CHALLENGE:
Pictures do not belong in the copy; transcribe everything else in the records exactly.

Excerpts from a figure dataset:
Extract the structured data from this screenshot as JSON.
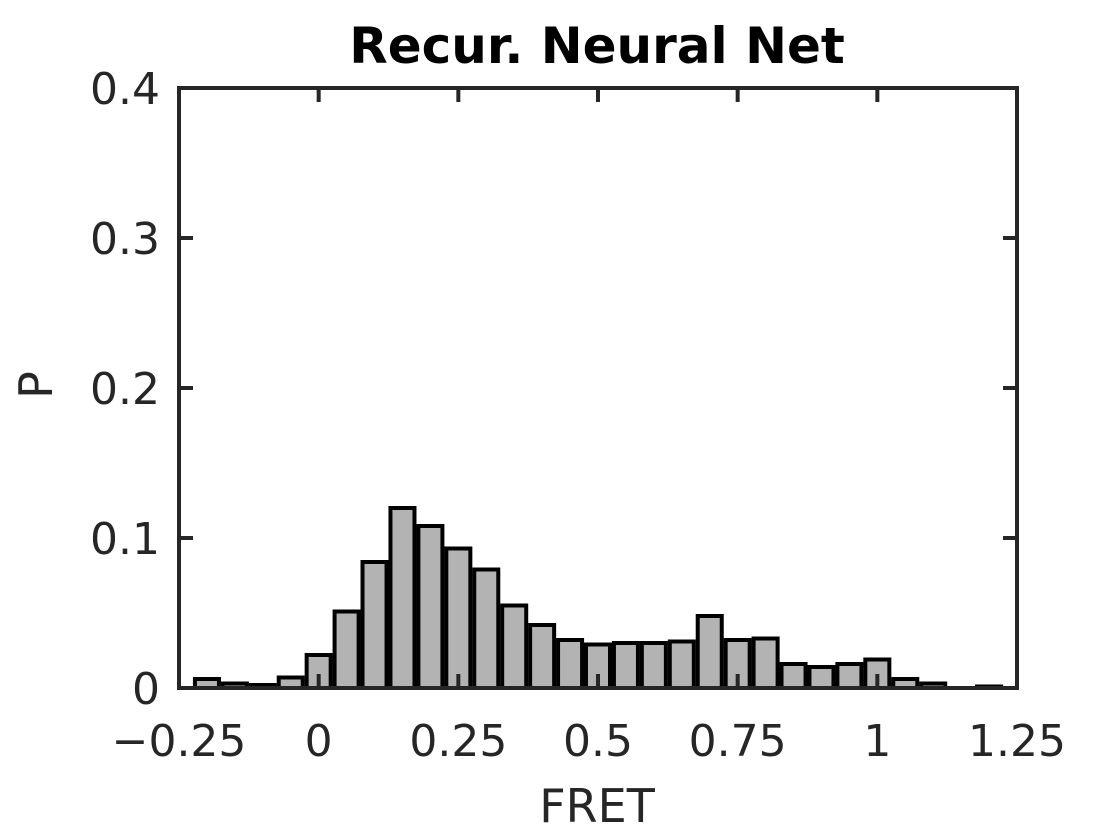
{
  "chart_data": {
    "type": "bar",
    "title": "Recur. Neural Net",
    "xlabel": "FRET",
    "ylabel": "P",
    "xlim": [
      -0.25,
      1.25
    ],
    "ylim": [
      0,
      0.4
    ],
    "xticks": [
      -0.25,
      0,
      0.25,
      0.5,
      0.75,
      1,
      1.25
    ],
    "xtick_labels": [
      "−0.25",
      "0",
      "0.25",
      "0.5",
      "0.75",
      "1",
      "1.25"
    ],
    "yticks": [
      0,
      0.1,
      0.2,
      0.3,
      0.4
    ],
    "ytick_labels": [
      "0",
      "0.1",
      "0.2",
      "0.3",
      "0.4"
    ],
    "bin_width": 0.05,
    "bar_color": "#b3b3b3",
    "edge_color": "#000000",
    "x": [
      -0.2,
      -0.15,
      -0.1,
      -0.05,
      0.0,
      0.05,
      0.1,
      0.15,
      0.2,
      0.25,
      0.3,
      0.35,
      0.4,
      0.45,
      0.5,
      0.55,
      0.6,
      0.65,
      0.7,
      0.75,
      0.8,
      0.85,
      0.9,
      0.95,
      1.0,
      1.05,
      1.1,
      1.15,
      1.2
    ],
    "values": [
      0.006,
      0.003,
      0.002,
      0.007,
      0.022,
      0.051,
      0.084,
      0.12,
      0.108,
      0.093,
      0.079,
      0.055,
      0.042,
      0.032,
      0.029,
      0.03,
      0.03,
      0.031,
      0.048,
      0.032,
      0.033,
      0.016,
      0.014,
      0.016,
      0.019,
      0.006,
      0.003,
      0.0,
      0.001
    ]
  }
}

RESPONSE TO THE EXERCISE:
Extract the structured data from this screenshot as JSON.
{
  "chart_data": {
    "type": "bar",
    "title": "Recur. Neural Net",
    "xlabel": "FRET",
    "ylabel": "P",
    "xlim": [
      -0.25,
      1.25
    ],
    "ylim": [
      0,
      0.4
    ],
    "xticks": [
      -0.25,
      0,
      0.25,
      0.5,
      0.75,
      1,
      1.25
    ],
    "xtick_labels": [
      "−0.25",
      "0",
      "0.25",
      "0.5",
      "0.75",
      "1",
      "1.25"
    ],
    "yticks": [
      0,
      0.1,
      0.2,
      0.3,
      0.4
    ],
    "ytick_labels": [
      "0",
      "0.1",
      "0.2",
      "0.3",
      "0.4"
    ],
    "bin_width": 0.05,
    "bar_color": "#b3b3b3",
    "edge_color": "#000000",
    "x": [
      -0.2,
      -0.15,
      -0.1,
      -0.05,
      0.0,
      0.05,
      0.1,
      0.15,
      0.2,
      0.25,
      0.3,
      0.35,
      0.4,
      0.45,
      0.5,
      0.55,
      0.6,
      0.65,
      0.7,
      0.75,
      0.8,
      0.85,
      0.9,
      0.95,
      1.0,
      1.05,
      1.1,
      1.15,
      1.2
    ],
    "values": [
      0.006,
      0.003,
      0.002,
      0.007,
      0.022,
      0.051,
      0.084,
      0.12,
      0.108,
      0.093,
      0.079,
      0.055,
      0.042,
      0.032,
      0.029,
      0.03,
      0.03,
      0.031,
      0.048,
      0.032,
      0.033,
      0.016,
      0.014,
      0.016,
      0.019,
      0.006,
      0.003,
      0.0,
      0.001
    ]
  }
}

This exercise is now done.